- Your assignment
Copy the post on Catherine of Aragon's stillborn daughter below word for word, in full.

- Document text
-.-.-
Posted By Claire on January 31, 2011
On this day in history, 31st January 1510, Queen Catherine of Aragon gave birth to a still-born daughter. Her confessor, Fray Diego, reported that the miscarriage occurred “without any other pain except that one knee pained her the night before.”
Henry VIII and Catherine had married on the 11th June 1509 and had been crowned together on the 24th June. The months following these events were like one big honeymoon as the couple celebrated Henry’s accession and their marriage bu holding jousts, banquets and going hunting. They also went on a royal progress in the August and September of that year and it seems that this was when Catherine became pregnant. Henry VIII was ecstatic that his wife had become pregnant so quickly and wrote to his father-in-law, Ferdinand of Aragon:-
“Your daughter, her Serene Higness the Queen, our dearest consort has conceived in her womb a living child and is right therewith.”
-.-.-
- Dataset excerpts

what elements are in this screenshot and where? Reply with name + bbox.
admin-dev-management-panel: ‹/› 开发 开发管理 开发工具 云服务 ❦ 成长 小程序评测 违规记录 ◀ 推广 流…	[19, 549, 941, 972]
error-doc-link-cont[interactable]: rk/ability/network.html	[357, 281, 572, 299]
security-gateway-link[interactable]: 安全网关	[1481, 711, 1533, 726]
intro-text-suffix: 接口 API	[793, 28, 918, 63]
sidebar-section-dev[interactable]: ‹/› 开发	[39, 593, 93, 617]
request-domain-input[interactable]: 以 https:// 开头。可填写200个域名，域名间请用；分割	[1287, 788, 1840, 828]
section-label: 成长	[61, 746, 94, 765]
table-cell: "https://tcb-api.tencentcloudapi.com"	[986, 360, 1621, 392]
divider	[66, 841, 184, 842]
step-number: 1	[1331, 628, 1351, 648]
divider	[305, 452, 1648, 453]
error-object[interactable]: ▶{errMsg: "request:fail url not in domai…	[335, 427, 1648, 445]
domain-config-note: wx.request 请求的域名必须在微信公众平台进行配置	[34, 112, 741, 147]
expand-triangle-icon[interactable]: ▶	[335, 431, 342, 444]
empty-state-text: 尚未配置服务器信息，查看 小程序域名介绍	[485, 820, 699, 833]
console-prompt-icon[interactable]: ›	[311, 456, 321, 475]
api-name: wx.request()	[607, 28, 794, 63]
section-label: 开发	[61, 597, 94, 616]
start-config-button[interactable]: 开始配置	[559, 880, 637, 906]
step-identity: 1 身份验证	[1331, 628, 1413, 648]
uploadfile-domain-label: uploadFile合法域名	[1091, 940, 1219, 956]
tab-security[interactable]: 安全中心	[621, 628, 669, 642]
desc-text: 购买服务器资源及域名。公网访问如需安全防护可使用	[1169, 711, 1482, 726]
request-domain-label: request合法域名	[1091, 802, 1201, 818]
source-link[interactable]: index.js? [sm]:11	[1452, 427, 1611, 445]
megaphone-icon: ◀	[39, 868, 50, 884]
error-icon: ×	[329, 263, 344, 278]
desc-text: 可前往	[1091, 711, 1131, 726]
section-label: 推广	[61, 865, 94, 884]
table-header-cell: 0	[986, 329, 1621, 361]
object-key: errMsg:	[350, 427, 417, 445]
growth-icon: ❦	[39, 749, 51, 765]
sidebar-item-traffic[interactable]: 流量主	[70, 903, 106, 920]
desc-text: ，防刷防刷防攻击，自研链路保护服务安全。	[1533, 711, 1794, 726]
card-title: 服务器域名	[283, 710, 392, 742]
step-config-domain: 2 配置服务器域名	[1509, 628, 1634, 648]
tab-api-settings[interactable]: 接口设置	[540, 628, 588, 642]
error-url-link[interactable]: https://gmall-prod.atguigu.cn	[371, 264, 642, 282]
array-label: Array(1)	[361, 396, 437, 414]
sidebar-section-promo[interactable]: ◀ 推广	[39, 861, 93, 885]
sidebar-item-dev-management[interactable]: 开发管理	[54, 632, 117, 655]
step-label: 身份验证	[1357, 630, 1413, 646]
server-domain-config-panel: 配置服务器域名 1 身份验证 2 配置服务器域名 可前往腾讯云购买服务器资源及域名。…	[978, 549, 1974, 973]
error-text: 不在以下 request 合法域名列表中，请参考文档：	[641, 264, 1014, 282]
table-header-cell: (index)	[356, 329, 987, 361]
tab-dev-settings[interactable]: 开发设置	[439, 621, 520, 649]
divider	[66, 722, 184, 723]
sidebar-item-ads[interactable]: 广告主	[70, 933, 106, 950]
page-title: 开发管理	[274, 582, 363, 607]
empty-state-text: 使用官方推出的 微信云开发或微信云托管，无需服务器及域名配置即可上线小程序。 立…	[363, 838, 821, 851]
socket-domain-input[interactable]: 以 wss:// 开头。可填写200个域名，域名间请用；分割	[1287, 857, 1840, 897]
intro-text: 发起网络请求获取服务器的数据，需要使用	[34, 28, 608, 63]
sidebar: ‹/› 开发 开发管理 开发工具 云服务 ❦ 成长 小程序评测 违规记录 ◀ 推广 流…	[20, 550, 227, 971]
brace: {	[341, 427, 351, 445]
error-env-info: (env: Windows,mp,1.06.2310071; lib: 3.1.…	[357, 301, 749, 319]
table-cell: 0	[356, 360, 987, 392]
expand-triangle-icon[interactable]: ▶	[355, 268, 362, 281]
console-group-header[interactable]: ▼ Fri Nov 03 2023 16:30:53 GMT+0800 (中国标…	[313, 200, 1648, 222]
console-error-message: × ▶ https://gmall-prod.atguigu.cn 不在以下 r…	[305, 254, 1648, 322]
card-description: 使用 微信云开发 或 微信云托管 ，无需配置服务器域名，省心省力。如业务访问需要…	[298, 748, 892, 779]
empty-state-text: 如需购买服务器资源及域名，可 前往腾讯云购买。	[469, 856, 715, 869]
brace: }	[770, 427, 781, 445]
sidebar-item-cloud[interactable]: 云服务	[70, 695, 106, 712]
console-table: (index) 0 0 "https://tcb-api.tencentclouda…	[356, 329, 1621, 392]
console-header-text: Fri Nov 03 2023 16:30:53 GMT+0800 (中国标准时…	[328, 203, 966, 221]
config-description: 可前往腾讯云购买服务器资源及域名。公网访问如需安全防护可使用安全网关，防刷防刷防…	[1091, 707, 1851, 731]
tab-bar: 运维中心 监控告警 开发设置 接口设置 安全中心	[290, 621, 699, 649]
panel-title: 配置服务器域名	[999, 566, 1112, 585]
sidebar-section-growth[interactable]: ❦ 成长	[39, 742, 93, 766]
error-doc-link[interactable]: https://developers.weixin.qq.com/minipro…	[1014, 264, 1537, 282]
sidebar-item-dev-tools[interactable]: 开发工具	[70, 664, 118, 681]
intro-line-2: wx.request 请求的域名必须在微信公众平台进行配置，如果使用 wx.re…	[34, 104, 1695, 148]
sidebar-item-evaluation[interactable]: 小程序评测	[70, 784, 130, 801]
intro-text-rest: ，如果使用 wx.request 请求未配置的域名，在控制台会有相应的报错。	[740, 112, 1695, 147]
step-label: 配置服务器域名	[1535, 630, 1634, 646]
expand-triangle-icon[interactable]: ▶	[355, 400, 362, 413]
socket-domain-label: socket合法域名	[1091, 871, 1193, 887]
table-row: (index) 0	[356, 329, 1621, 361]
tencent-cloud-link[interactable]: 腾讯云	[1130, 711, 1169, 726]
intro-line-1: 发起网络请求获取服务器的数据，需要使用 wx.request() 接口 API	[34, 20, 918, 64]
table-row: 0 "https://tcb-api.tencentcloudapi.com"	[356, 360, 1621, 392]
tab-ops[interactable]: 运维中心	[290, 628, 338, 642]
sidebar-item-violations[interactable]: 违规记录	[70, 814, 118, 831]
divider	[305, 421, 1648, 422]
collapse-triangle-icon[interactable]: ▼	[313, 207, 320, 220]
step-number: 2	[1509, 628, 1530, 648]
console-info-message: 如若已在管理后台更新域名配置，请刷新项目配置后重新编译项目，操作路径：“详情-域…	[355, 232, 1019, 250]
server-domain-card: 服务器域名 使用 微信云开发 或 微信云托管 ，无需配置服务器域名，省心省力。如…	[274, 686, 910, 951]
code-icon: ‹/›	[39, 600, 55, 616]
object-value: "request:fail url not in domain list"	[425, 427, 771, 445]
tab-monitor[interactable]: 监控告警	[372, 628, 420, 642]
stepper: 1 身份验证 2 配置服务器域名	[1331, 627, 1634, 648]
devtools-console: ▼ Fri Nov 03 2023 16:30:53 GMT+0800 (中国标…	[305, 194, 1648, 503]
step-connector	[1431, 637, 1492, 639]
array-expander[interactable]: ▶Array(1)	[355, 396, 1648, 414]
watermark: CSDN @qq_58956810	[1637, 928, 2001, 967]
-.-.-
- Response
Posted By Claire on January 31, 2011
On this day in history, 31st January 1510, Queen Catherine of Aragon gave birth to a still-born daughter. Her confessor, Fray Diego, reported that the miscarriage occurred “without any other pain except that one knee pained her the night before.”
Henry VIII and Catherine had married on the 11th June 1509 and had been crowned together on the 24th June. The months following these events were like one big honeymoon as the couple celebrated Henry’s accession and their marriage bu holding jousts, banquets and going hunting. They also went on a royal progress in the August and September of that year and it seems that this was when Catherine became pregnant. Henry VIII was ecstatic that his wife had become pregnant so quickly and wrote to his father-in-law, Ferdinand of Aragon:-
“Your daughter, her Serene Higness the Queen, our dearest consort has conceived in her womb a living child and is right therewith.”